[Consigne] Réécrivez la liste depuis son début jusqu'à la ligne contenant « - svg-text:SUITE 3: SUITE », celle-ci comprise, en remplaçant « COZINHA » par « CUISINE » et en laissant tout le reste inchangé.

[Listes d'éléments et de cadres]
:::
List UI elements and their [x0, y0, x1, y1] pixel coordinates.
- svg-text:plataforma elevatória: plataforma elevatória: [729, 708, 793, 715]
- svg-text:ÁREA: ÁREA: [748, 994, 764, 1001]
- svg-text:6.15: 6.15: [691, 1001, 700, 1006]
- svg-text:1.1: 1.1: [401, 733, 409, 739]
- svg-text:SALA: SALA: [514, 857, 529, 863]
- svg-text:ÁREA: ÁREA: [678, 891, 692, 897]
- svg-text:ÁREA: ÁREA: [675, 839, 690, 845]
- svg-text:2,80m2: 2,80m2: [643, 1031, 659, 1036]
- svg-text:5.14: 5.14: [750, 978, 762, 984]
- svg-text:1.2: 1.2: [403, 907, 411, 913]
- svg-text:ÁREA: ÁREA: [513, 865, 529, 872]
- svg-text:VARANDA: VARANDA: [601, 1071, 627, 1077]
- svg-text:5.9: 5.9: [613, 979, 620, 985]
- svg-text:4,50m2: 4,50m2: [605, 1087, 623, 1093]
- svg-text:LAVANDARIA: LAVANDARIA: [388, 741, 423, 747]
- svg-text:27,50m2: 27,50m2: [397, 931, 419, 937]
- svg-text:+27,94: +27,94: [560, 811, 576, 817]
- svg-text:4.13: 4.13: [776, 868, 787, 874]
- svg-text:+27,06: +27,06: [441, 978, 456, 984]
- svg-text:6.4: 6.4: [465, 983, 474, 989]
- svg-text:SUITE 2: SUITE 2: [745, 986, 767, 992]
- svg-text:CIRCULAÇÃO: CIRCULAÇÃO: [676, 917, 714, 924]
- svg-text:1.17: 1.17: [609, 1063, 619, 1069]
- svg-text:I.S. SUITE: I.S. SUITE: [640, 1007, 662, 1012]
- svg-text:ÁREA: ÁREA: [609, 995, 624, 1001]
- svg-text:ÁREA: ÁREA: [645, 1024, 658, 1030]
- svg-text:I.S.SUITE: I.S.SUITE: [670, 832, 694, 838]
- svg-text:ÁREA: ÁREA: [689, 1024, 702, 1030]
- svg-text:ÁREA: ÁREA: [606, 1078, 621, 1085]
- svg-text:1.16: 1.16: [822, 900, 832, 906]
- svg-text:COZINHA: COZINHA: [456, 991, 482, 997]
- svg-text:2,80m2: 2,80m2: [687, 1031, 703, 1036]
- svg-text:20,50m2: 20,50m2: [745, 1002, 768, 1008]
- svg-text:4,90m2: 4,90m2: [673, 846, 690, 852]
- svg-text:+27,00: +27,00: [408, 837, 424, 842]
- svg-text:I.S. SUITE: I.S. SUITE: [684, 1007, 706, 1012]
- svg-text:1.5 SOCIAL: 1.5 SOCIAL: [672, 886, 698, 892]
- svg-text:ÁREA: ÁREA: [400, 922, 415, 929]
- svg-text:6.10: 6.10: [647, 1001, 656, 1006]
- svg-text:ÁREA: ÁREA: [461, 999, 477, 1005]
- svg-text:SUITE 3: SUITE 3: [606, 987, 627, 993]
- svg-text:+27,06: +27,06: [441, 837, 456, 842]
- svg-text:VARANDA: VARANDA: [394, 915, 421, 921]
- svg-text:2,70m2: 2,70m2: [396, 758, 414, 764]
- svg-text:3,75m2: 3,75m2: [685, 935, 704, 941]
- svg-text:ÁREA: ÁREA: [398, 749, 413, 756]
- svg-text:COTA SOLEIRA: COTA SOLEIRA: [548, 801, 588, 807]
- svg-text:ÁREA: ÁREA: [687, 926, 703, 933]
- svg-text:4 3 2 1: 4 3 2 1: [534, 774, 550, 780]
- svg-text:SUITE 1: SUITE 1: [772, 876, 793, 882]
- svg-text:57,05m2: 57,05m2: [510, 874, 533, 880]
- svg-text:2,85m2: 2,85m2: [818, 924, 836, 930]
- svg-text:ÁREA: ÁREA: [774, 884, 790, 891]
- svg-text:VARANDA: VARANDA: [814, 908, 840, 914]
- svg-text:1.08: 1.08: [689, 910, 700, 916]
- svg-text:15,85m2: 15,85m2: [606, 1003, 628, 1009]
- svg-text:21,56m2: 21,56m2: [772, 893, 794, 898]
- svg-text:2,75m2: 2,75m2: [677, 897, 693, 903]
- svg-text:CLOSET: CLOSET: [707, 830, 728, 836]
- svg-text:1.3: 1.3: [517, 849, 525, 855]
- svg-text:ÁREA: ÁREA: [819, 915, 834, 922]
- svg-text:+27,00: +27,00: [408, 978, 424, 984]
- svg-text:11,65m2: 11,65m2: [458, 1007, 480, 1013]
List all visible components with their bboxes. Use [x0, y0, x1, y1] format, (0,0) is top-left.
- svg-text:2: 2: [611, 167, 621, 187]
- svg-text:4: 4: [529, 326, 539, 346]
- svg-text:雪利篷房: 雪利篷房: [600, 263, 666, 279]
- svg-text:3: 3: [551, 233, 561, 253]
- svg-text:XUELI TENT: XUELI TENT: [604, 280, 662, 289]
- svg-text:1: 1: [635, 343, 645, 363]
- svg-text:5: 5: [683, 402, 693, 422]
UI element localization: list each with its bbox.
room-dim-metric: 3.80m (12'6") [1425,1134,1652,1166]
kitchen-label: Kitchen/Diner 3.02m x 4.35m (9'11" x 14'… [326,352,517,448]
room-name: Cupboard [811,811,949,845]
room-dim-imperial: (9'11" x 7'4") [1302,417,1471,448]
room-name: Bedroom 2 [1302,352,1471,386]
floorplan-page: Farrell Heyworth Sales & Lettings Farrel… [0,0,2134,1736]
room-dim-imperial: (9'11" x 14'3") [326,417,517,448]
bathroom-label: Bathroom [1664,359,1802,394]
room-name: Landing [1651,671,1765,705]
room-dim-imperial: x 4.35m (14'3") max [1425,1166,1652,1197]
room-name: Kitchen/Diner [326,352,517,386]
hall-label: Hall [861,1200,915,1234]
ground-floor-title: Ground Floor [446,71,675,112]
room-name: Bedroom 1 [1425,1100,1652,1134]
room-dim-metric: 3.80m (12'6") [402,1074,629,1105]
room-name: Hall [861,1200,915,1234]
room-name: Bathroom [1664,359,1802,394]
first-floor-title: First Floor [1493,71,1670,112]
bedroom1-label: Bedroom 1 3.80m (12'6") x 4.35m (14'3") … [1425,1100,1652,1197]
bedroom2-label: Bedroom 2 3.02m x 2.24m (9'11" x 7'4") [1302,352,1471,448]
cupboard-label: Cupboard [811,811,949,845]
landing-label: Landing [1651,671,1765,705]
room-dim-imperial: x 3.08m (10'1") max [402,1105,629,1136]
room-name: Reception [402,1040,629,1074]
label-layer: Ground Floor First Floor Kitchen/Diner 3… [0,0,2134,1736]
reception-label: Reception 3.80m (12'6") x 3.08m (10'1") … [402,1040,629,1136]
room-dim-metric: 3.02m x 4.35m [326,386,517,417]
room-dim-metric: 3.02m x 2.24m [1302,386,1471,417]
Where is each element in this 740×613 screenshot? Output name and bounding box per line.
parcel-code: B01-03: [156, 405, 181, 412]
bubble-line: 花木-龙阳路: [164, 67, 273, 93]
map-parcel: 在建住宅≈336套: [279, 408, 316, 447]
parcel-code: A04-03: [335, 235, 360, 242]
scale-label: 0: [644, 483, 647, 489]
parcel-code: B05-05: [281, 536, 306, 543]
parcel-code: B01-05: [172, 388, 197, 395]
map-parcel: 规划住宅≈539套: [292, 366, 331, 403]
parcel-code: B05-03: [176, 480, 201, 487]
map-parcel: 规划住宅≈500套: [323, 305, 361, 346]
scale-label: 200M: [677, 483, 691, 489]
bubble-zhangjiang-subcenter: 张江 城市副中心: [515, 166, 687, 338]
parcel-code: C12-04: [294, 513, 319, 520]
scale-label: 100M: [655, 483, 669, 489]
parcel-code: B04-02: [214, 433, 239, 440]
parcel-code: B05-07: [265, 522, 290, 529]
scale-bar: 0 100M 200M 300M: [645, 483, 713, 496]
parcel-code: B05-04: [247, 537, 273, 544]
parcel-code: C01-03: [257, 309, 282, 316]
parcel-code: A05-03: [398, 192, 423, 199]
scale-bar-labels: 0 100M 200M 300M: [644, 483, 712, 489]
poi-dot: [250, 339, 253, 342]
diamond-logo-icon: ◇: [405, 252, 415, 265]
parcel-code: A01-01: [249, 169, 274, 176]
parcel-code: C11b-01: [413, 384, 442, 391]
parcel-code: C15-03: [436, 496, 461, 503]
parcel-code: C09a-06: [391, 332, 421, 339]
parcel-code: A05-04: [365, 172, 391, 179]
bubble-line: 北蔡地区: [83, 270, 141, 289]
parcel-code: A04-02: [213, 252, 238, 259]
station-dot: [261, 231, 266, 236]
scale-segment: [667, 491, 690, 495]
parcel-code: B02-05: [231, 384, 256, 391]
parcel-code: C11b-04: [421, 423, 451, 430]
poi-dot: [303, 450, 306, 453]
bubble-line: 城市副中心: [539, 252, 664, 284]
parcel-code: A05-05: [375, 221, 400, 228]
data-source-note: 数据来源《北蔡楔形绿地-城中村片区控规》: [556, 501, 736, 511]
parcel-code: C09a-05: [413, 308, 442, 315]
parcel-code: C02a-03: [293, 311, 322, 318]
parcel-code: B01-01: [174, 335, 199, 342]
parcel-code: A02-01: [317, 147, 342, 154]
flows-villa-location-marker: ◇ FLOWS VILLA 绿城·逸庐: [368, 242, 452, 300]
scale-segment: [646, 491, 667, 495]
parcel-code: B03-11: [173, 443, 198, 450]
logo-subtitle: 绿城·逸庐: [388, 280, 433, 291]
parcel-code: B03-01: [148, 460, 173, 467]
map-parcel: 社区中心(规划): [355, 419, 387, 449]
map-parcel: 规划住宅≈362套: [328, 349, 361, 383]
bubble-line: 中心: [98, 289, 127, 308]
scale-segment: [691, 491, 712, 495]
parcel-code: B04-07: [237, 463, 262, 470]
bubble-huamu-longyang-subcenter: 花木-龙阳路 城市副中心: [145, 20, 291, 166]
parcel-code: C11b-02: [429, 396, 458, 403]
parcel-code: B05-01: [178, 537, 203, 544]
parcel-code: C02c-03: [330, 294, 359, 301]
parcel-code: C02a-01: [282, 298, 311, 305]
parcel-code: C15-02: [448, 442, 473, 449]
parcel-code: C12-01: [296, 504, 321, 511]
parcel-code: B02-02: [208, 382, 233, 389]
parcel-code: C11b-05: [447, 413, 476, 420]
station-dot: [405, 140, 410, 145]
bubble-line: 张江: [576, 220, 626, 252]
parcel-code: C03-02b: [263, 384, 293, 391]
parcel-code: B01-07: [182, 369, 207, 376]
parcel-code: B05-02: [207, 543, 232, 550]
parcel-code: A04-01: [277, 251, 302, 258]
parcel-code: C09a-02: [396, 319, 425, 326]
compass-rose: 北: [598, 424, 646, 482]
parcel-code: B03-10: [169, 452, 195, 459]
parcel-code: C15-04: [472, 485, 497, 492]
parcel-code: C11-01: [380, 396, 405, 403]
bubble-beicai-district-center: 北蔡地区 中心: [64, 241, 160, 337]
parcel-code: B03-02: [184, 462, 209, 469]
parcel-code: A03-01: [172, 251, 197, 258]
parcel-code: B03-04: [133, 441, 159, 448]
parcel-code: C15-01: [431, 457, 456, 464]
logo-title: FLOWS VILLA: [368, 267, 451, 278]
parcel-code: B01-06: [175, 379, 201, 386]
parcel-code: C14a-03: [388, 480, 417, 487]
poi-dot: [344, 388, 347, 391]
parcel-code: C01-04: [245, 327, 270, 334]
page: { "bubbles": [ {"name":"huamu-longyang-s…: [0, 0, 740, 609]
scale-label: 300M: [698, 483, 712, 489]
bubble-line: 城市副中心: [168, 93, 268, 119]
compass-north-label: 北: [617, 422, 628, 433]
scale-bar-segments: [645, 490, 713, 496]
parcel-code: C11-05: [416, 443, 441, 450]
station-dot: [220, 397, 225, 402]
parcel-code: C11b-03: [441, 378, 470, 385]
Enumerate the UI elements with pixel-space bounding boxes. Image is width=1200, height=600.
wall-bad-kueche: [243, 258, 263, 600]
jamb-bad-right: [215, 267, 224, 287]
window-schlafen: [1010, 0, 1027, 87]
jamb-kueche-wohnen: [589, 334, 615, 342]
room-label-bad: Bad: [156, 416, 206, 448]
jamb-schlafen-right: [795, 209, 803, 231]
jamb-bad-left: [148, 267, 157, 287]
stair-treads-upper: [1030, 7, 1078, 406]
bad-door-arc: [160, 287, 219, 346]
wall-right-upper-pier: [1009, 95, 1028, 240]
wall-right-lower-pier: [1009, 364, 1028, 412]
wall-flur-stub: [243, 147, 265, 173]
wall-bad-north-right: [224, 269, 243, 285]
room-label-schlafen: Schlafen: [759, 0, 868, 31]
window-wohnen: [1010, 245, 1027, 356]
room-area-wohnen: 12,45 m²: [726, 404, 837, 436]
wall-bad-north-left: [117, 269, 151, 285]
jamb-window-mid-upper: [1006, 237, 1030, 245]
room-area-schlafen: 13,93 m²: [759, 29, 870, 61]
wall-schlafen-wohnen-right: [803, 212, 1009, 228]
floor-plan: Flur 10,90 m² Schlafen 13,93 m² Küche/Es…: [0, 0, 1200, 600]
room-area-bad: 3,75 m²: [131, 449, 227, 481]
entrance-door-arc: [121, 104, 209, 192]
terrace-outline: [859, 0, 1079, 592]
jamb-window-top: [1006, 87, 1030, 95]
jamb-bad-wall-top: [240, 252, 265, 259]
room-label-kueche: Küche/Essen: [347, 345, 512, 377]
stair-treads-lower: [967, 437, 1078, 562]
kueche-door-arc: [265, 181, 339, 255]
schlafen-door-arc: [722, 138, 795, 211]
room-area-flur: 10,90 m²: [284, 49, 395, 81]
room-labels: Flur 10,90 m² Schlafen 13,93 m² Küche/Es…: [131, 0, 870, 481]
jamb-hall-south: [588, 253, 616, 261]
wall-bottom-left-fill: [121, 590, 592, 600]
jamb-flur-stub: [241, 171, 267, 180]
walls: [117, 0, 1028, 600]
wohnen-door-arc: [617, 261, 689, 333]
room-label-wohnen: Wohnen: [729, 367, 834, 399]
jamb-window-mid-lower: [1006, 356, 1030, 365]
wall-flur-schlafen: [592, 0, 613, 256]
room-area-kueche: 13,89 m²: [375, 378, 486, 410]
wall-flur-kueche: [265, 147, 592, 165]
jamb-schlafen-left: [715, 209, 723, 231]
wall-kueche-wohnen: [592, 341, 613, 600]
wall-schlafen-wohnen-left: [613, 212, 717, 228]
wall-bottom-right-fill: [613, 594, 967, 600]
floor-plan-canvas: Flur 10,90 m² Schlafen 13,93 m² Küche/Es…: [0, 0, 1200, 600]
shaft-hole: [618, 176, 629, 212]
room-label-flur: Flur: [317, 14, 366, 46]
:::
[Résultat]
List UI elements and their [x0, y0, x1, y1] pixel coordinates.
- svg-text:plataforma elevatória: plataforma elevatória: [729, 708, 793, 715]
- svg-text:ÁREA: ÁREA: [748, 994, 764, 1001]
- svg-text:6.15: 6.15: [691, 1001, 700, 1006]
- svg-text:1.1: 1.1: [401, 733, 409, 739]
- svg-text:SALA: SALA: [514, 857, 529, 863]
- svg-text:ÁREA: ÁREA: [678, 891, 692, 897]
- svg-text:ÁREA: ÁREA: [675, 839, 690, 845]
- svg-text:2,80m2: 2,80m2: [643, 1031, 659, 1036]
- svg-text:5.14: 5.14: [750, 978, 762, 984]
- svg-text:1.2: 1.2: [403, 907, 411, 913]
- svg-text:ÁREA: ÁREA: [513, 865, 529, 872]
- svg-text:VARANDA: VARANDA: [601, 1071, 627, 1077]
- svg-text:5.9: 5.9: [613, 979, 620, 985]
- svg-text:4,50m2: 4,50m2: [605, 1087, 623, 1093]
- svg-text:LAVANDARIA: LAVANDARIA: [388, 741, 423, 747]
- svg-text:27,50m2: 27,50m2: [397, 931, 419, 937]
- svg-text:+27,94: +27,94: [560, 811, 576, 817]
- svg-text:4.13: 4.13: [776, 868, 787, 874]
- svg-text:+27,06: +27,06: [441, 978, 456, 984]
- svg-text:6.4: 6.4: [465, 983, 474, 989]
- svg-text:SUITE 2: SUITE 2: [745, 986, 767, 992]
- svg-text:CIRCULAÇÃO: CIRCULAÇÃO: [676, 917, 714, 924]
- svg-text:1.17: 1.17: [609, 1063, 619, 1069]
- svg-text:I.S. SUITE: I.S. SUITE: [640, 1007, 662, 1012]
- svg-text:ÁREA: ÁREA: [609, 995, 624, 1001]
- svg-text:ÁREA: ÁREA: [645, 1024, 658, 1030]
- svg-text:I.S.SUITE: I.S.SUITE: [670, 832, 694, 838]
- svg-text:ÁREA: ÁREA: [689, 1024, 702, 1030]
- svg-text:ÁREA: ÁREA: [606, 1078, 621, 1085]
- svg-text:1.16: 1.16: [822, 900, 832, 906]
- svg-text:CUISINE: CUISINE: [456, 991, 482, 997]
- svg-text:2,80m2: 2,80m2: [687, 1031, 703, 1036]
- svg-text:20,50m2: 20,50m2: [745, 1002, 768, 1008]
- svg-text:4,90m2: 4,90m2: [673, 846, 690, 852]
- svg-text:+27,00: +27,00: [408, 837, 424, 842]
- svg-text:I.S. SUITE: I.S. SUITE: [684, 1007, 706, 1012]
- svg-text:1.5 SOCIAL: 1.5 SOCIAL: [672, 886, 698, 892]
- svg-text:ÁREA: ÁREA: [400, 922, 415, 929]
- svg-text:6.10: 6.10: [647, 1001, 656, 1006]
- svg-text:ÁREA: ÁREA: [461, 999, 477, 1005]
- svg-text:SUITE 3: SUITE 3: [606, 987, 627, 993]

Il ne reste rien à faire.